Figure contents as structured data
○ ○ ○

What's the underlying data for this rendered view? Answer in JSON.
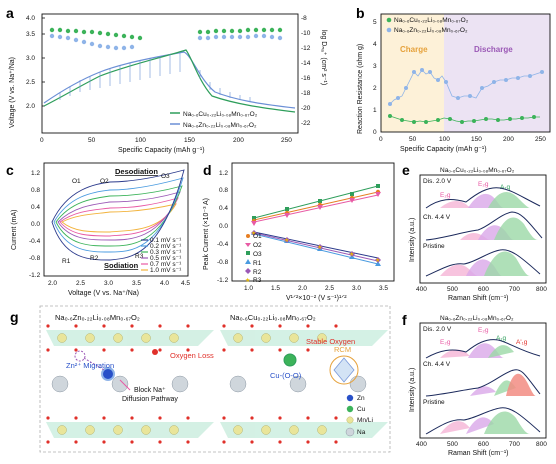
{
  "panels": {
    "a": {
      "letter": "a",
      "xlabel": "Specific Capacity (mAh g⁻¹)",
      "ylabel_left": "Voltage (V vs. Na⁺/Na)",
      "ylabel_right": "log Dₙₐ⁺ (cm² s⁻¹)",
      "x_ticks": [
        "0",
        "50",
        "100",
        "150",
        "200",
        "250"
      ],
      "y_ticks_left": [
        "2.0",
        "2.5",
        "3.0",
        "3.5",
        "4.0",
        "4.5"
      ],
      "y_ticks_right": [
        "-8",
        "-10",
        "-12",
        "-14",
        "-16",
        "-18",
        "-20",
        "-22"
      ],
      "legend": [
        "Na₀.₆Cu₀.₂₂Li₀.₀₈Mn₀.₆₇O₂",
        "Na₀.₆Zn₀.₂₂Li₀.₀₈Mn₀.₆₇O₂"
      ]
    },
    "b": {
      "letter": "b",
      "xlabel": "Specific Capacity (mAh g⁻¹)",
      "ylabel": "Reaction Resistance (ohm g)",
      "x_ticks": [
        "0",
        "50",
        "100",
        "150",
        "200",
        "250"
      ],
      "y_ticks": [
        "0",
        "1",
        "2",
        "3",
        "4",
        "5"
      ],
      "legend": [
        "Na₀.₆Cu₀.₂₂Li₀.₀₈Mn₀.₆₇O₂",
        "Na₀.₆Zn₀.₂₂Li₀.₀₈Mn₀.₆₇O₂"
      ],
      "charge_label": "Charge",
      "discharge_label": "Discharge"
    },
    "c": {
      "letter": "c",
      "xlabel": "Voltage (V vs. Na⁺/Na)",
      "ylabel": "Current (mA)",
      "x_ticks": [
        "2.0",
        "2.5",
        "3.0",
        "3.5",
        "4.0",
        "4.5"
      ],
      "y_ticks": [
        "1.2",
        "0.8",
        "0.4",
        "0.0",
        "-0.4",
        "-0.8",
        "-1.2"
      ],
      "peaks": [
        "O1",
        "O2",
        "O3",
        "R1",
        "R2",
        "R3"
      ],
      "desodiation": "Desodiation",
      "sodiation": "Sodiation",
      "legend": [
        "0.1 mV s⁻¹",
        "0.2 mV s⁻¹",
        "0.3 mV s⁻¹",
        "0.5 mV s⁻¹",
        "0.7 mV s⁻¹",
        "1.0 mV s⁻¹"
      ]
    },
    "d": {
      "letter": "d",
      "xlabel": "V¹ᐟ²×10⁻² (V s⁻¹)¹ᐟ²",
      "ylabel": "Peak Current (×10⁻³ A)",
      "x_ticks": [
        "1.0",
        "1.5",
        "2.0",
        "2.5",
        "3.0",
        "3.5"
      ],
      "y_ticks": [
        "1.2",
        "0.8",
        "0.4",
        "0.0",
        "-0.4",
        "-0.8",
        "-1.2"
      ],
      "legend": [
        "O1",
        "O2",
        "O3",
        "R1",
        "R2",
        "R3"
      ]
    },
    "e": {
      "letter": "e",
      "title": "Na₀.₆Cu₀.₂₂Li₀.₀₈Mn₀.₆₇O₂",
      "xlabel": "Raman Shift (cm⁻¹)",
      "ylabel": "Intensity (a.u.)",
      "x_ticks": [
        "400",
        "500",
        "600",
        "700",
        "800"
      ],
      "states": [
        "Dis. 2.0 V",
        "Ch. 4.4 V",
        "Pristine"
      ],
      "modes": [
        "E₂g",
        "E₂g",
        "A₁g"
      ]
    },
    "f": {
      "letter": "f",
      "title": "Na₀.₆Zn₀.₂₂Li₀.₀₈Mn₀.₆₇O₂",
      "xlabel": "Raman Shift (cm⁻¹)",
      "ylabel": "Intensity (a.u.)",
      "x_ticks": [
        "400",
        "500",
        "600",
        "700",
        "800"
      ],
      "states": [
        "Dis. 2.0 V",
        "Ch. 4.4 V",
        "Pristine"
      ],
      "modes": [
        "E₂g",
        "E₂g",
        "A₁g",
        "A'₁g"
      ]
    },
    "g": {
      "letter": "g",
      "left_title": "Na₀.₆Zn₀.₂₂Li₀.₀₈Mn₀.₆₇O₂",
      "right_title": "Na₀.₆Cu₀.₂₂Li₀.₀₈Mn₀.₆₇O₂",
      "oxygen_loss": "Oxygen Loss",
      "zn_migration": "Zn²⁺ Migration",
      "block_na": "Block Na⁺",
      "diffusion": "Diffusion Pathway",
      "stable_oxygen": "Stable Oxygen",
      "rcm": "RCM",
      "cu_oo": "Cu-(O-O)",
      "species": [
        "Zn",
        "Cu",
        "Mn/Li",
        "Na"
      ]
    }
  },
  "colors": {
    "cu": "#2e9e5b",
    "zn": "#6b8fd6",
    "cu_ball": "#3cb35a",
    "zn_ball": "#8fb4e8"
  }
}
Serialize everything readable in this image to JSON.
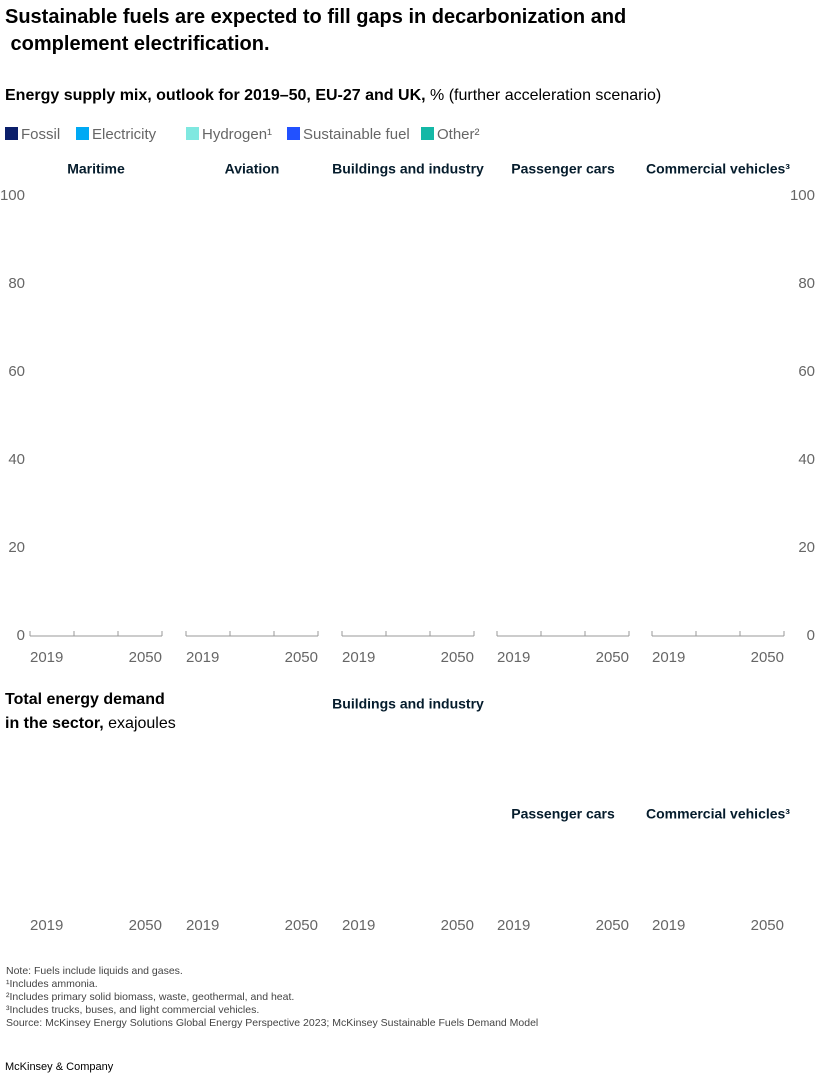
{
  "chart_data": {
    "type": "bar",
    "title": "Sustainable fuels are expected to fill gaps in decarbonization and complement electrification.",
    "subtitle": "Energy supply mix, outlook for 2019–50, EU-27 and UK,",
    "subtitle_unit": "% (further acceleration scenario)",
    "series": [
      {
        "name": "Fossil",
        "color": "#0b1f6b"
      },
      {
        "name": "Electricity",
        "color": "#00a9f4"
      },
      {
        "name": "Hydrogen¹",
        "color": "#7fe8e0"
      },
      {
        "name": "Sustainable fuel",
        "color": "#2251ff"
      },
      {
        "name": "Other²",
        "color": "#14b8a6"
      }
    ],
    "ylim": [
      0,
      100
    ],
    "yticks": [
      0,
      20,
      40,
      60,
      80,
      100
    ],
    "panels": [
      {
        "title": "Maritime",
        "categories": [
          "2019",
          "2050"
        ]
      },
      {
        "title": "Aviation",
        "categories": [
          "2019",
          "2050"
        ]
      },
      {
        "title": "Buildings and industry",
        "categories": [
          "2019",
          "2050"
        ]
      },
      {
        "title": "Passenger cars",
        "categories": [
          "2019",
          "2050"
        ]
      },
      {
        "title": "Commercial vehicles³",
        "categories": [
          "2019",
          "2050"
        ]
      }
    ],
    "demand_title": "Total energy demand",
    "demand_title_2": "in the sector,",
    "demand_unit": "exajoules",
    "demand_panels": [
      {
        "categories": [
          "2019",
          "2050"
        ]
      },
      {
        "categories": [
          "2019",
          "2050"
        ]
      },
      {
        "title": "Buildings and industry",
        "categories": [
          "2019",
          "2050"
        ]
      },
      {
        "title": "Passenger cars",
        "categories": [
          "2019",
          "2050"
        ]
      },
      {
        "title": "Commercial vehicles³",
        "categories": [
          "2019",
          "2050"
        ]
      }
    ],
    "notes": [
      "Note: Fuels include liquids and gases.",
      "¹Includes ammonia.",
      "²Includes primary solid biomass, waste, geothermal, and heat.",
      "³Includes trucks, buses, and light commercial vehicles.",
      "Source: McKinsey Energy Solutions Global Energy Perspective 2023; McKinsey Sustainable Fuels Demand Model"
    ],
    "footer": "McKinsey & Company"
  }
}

○ ○ ○

Exercise: Copy, from the material, each line that holds the string "₀₈Mn₀".

Complete answer:
        "Na₀.₆Cu₀.₂₂Li₀.₀₈Mn₀.₆₇O₂",
        "Na₀.₆Zn₀.₂₂Li₀.₀₈Mn₀.₆₇O₂"
        "Na₀.₆Cu₀.₂₂Li₀.₀₈Mn₀.₆₇O₂",
        "Na₀.₆Zn₀.₂₂Li₀.₀₈Mn₀.₆₇O₂"
      "title": "Na₀.₆Cu₀.₂₂Li₀.₀₈Mn₀.₆₇O₂",
      "title": "Na₀.₆Zn₀.₂₂Li₀.₀₈Mn₀.₆₇O₂",
      "left_title": "Na₀.₆Zn₀.₂₂Li₀.₀₈Mn₀.₆₇O₂",
      "right_title": "Na₀.₆Cu₀.₂₂Li₀.₀₈Mn₀.₆₇O₂",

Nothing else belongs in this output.